* Provided material:
::::::::::
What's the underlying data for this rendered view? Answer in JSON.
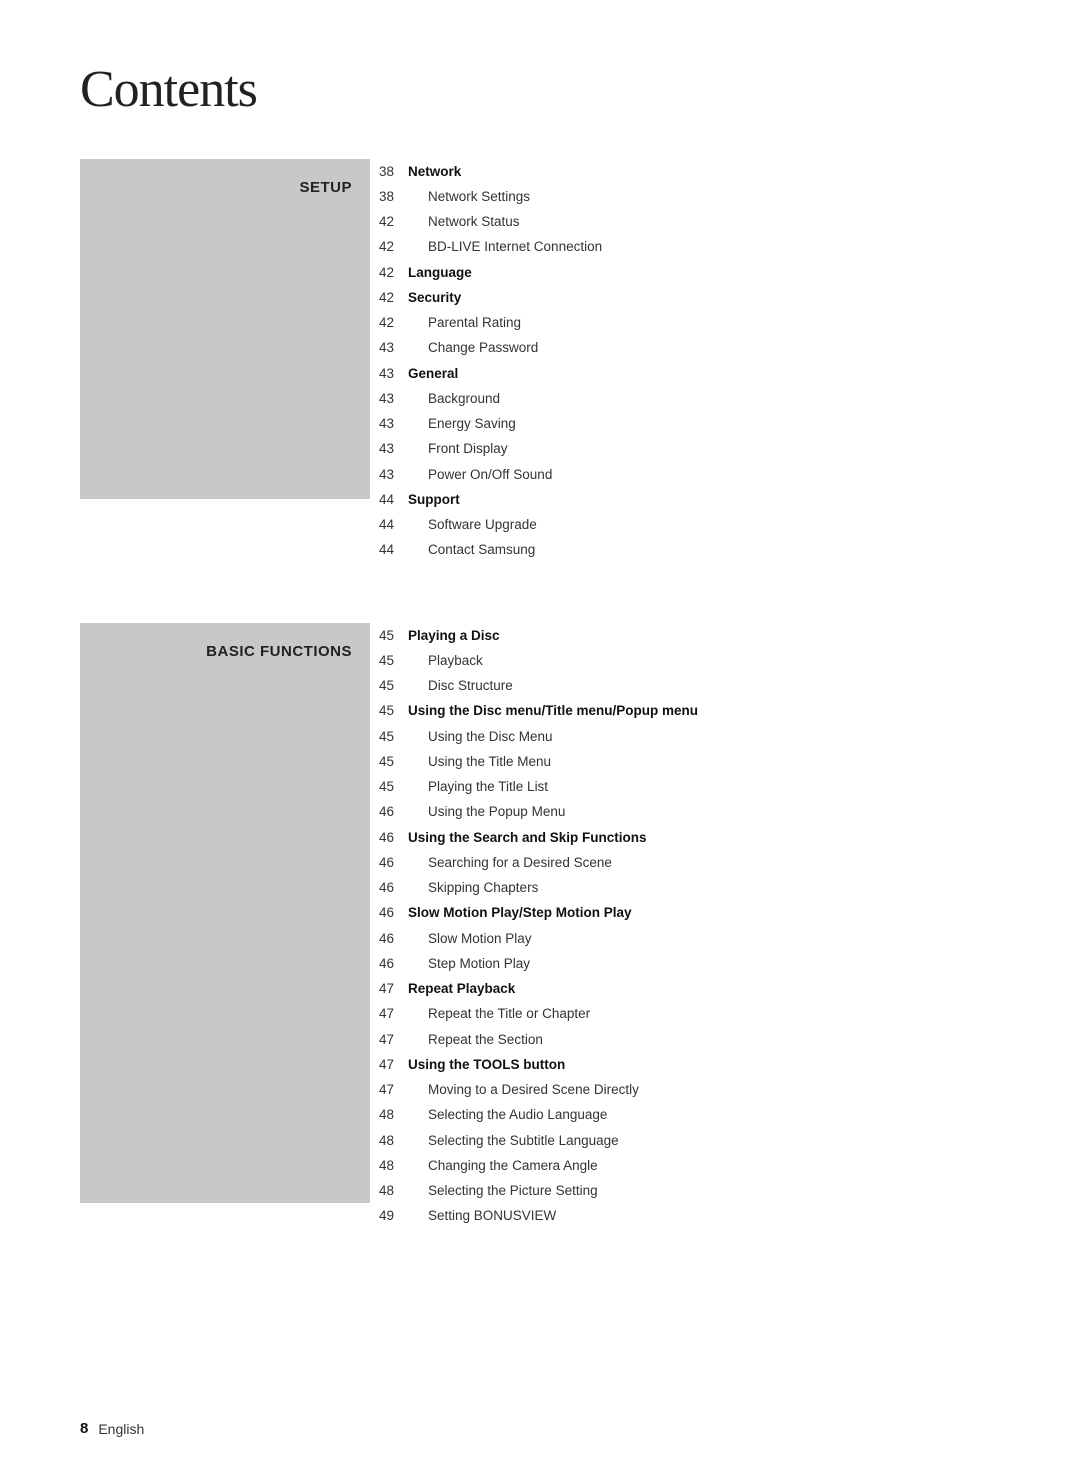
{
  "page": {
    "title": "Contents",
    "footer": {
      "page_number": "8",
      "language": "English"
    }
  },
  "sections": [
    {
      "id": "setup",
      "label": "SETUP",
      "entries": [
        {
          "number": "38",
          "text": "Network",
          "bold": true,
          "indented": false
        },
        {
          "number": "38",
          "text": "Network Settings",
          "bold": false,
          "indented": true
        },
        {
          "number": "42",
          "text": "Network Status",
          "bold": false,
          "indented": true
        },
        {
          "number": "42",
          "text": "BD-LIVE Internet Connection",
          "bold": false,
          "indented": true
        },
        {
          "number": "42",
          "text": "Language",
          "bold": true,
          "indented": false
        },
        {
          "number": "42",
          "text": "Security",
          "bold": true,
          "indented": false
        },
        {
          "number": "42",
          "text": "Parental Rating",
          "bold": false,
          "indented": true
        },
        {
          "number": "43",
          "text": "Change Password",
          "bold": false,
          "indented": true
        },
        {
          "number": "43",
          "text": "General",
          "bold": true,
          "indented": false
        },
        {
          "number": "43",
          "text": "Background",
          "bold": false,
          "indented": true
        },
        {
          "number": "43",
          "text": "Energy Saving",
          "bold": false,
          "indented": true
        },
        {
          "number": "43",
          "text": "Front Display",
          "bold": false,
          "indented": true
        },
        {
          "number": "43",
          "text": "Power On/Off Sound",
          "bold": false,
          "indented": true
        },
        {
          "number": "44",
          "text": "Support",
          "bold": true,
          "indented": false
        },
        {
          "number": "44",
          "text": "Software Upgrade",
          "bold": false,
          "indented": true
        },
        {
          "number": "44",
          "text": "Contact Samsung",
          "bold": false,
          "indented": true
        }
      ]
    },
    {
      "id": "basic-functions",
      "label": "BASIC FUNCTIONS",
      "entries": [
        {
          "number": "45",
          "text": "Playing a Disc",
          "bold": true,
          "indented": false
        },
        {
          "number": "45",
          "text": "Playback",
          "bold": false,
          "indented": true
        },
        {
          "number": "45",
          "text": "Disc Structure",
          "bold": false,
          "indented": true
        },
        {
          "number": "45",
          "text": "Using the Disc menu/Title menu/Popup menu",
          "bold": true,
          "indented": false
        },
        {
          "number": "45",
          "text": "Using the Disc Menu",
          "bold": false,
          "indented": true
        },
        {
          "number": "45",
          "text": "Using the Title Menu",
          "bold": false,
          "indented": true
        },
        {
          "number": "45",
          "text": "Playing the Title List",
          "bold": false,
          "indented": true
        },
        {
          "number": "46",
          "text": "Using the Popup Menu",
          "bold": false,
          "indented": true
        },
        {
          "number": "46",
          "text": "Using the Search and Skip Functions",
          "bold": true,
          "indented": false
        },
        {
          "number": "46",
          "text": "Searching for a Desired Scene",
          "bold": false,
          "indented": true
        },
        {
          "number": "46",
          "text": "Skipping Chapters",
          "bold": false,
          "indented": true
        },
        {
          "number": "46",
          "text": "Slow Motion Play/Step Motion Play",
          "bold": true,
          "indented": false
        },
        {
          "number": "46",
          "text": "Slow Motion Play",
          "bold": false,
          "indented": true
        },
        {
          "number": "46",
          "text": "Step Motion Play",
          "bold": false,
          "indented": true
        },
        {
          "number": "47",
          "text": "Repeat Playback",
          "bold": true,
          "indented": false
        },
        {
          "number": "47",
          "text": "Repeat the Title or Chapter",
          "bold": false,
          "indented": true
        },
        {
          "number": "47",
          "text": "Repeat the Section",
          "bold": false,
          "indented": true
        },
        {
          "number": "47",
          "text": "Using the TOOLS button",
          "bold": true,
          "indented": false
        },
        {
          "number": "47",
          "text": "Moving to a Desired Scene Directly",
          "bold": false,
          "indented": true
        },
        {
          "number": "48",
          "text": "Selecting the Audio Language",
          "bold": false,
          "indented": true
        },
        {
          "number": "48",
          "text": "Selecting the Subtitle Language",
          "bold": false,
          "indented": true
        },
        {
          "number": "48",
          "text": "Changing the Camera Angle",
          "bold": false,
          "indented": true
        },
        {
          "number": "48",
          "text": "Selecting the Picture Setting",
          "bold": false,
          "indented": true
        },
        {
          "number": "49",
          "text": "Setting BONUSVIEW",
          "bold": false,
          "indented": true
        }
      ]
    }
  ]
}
::::::::::
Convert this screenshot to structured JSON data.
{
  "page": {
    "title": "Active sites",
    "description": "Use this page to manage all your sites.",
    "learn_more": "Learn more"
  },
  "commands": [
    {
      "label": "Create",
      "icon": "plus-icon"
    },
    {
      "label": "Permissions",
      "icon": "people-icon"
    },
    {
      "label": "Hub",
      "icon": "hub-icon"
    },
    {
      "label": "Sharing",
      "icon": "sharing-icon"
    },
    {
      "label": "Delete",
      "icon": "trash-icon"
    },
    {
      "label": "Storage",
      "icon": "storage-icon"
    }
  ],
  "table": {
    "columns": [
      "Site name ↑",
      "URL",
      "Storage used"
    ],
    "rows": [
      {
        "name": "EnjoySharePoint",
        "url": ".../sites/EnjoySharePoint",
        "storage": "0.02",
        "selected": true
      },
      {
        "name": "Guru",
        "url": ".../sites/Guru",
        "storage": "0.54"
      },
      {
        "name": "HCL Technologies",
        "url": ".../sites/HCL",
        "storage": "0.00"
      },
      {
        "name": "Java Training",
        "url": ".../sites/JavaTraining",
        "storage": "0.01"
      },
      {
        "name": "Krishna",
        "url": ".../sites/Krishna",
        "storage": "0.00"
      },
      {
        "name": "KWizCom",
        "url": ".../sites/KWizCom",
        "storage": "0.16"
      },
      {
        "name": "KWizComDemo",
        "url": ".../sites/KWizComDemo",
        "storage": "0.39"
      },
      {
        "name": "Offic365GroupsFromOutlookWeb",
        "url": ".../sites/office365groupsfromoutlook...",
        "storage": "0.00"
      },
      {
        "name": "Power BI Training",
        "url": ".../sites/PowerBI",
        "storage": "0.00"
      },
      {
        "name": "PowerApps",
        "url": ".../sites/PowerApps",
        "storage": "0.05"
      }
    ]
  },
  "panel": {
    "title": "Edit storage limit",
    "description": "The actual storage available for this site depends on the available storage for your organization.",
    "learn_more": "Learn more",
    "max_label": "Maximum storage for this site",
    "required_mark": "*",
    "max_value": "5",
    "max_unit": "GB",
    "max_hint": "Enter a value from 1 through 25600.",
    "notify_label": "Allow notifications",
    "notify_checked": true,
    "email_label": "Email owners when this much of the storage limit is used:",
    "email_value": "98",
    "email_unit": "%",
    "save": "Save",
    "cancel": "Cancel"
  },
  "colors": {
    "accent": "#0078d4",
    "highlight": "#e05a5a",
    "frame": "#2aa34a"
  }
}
::::::::::
Find every line with "KWizComDemo" in the listing and state how many there are, nothing else.

* Exercise output:
2